Rows from a figure dataset:
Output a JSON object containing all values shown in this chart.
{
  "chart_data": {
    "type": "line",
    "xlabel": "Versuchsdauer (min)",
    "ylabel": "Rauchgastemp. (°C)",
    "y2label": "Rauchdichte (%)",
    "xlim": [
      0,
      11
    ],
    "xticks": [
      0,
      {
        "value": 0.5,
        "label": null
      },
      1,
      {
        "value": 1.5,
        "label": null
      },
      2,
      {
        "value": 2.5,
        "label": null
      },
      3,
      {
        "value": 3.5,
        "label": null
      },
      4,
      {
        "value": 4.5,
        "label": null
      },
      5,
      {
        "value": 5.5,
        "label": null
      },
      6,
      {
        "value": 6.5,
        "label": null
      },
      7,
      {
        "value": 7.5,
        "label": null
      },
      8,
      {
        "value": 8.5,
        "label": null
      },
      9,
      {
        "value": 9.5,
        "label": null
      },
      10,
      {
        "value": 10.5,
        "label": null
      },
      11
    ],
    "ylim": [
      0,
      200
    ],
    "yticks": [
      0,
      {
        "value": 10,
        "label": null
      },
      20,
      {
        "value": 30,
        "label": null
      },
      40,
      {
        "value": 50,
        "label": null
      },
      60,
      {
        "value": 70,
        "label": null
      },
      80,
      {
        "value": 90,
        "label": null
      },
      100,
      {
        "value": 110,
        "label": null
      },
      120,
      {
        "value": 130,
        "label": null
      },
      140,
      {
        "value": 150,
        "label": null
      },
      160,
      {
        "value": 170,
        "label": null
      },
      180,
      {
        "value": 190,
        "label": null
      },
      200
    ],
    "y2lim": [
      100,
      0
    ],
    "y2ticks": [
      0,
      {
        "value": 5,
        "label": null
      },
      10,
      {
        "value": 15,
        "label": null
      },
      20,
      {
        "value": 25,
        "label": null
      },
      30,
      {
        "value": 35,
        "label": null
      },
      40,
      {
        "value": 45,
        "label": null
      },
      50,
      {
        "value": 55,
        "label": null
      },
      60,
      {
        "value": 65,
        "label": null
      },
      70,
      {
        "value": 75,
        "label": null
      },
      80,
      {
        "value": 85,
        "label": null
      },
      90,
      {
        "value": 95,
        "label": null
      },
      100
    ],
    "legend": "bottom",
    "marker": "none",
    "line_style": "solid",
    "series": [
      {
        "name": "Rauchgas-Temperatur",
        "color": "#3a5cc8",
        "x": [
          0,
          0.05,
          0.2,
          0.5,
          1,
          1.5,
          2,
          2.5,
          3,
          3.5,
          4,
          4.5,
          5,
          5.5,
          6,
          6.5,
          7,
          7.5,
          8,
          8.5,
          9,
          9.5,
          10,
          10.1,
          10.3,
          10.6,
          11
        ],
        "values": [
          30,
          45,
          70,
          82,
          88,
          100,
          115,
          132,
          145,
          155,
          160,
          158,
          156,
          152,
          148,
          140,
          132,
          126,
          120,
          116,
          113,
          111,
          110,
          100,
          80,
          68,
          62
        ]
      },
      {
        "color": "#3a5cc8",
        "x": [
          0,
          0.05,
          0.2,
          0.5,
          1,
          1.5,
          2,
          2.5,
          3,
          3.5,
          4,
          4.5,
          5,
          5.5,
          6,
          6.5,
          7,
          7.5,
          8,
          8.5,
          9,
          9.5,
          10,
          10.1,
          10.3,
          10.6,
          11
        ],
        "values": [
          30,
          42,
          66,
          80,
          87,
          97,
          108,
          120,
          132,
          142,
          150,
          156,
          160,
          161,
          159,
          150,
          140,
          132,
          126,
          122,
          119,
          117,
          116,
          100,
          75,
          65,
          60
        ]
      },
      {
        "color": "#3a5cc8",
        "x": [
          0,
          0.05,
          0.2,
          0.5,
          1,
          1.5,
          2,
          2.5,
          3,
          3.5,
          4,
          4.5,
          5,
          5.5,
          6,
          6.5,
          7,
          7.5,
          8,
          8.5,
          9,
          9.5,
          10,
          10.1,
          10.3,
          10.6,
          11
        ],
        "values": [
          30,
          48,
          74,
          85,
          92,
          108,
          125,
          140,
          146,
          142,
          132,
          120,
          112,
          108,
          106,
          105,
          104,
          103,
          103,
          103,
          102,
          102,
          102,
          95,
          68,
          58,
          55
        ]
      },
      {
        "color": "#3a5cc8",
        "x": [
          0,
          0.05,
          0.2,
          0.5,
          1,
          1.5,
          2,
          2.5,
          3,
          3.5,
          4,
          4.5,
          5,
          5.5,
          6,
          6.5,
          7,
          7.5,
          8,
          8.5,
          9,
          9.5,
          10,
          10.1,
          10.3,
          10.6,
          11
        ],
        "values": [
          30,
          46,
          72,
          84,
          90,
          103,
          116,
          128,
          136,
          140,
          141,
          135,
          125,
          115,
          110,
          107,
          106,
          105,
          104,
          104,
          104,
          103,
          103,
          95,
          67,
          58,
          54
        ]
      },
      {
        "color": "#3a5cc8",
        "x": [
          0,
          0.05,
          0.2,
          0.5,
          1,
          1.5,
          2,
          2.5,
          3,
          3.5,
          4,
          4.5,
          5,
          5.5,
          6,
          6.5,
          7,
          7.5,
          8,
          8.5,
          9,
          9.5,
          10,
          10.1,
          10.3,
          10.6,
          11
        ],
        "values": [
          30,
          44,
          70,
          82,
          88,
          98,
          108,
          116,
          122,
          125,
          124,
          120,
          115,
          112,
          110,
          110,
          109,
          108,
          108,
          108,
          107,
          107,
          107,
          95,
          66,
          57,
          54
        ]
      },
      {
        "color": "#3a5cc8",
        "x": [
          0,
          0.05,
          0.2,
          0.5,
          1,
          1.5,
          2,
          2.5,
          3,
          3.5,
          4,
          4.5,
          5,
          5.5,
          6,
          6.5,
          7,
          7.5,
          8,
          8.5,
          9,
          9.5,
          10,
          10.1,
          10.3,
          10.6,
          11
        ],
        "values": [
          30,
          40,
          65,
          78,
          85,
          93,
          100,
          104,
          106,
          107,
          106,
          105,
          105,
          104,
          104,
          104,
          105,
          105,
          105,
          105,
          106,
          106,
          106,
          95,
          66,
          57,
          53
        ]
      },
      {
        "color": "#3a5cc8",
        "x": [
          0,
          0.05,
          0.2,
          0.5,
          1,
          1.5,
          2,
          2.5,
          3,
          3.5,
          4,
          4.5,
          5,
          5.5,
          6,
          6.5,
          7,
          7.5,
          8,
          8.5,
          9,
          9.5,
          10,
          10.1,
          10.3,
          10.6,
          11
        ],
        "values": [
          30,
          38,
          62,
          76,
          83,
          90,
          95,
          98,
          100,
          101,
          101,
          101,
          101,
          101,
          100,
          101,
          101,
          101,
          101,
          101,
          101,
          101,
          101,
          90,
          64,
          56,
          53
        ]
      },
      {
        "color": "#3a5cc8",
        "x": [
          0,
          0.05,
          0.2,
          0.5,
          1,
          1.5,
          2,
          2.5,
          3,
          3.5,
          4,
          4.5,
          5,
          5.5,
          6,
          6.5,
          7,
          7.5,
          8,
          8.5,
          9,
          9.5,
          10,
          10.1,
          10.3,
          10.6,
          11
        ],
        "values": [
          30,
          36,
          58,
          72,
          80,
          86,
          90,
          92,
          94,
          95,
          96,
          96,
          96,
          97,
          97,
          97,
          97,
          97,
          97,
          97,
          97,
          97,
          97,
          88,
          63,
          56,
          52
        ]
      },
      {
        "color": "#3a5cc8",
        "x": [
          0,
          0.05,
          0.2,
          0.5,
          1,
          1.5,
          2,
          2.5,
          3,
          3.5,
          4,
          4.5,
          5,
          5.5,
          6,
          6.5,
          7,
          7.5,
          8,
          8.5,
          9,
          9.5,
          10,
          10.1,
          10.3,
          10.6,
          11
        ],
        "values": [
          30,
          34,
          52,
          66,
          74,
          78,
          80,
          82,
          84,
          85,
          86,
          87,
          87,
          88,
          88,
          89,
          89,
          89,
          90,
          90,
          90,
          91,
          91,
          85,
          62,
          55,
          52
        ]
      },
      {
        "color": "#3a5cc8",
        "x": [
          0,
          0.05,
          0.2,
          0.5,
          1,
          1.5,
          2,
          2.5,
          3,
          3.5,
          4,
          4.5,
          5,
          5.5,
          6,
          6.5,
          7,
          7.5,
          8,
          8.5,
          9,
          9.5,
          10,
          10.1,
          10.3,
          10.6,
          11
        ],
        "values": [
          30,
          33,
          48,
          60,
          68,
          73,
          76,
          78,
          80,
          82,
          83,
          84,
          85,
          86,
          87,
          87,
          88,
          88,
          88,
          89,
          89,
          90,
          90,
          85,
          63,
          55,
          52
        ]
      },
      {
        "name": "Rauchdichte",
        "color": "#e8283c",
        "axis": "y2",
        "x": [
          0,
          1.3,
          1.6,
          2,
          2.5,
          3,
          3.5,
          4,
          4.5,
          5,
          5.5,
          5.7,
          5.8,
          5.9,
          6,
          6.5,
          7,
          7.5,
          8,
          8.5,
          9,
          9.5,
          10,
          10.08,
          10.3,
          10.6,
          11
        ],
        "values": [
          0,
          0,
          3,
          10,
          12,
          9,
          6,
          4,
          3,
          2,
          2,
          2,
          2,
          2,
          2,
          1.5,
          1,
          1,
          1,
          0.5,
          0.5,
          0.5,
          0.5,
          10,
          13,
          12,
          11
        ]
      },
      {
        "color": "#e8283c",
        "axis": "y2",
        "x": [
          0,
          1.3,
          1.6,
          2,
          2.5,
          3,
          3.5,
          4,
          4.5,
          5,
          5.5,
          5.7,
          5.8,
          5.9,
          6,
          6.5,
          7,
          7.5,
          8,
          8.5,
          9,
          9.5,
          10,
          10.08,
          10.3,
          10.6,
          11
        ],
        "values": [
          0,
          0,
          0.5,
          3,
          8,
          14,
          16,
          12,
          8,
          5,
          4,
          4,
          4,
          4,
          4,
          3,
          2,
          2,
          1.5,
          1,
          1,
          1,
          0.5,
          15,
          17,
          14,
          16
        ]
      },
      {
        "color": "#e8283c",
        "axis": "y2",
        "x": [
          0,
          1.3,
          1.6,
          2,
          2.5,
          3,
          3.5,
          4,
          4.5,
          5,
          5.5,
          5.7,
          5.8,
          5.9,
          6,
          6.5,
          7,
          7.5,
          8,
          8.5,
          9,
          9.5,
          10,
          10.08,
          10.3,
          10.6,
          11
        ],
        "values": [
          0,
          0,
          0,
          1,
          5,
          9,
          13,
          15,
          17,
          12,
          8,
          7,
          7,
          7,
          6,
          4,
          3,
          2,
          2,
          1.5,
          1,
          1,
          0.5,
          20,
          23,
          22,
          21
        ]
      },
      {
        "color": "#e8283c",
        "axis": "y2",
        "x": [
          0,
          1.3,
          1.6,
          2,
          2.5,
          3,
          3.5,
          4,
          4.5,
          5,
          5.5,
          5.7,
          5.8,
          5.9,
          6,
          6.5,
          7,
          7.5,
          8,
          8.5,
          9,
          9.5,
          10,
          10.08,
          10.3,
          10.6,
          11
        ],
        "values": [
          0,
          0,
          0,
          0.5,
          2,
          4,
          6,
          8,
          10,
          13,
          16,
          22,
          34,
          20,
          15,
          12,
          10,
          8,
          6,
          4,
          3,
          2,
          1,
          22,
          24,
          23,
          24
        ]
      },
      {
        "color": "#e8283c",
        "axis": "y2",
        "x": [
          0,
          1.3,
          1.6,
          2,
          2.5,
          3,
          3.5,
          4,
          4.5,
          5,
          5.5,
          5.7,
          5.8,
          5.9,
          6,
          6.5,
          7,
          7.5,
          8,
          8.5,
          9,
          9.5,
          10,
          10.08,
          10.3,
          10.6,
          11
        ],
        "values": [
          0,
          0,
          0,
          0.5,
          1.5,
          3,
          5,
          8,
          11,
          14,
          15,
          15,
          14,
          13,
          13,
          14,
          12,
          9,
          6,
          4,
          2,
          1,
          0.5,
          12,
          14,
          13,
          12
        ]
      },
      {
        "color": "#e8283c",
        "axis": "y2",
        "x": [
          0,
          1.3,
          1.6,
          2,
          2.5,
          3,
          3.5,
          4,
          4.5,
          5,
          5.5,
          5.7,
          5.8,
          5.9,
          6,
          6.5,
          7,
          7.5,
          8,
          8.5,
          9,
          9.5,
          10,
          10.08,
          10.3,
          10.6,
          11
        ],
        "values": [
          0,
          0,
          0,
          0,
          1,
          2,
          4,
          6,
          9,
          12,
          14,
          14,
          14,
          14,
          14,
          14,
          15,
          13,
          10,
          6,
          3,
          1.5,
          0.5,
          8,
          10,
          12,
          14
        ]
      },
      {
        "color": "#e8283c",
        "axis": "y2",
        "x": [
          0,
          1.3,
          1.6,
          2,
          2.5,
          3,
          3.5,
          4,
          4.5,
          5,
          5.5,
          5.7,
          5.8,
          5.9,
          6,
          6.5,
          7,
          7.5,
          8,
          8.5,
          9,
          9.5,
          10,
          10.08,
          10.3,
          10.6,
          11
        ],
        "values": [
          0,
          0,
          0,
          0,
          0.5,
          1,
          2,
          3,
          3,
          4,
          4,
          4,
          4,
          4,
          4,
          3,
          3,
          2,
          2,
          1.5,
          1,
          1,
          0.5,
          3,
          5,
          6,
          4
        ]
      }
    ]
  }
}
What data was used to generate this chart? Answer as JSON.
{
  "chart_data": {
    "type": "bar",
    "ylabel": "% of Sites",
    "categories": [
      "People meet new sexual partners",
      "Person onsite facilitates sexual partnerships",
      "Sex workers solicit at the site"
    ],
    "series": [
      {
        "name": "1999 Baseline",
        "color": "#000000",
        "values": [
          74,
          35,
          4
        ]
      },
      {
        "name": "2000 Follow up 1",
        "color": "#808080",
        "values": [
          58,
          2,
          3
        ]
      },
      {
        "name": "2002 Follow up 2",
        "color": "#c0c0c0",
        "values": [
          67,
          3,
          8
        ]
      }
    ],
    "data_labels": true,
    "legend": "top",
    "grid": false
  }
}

THE REQUEST: Set down, word for word, every line from the line that holds "What data was" to the end of the entries above, including both ends.

RESULT:
What data was used to generate this chart? Answer as JSON.
{
  "chart_data": {
    "type": "bar",
    "ylabel": "% of Sites",
    "categories": [
      "People meet new sexual partners",
      "Person onsite facilitates sexual partnerships",
      "Sex workers solicit at the site"
    ],
    "series": [
      {
        "name": "1999 Baseline",
        "color": "#000000",
        "values": [
          74,
          35,
          4
        ]
      },
      {
        "name": "2000 Follow up 1",
        "color": "#808080",
        "values": [
          58,
          2,
          3
        ]
      },
      {
        "name": "2002 Follow up 2",
        "color": "#c0c0c0",
        "values": [
          67,
          3,
          8
        ]
      }
    ],
    "data_labels": true,
    "legend": "top",
    "grid": false
  }
}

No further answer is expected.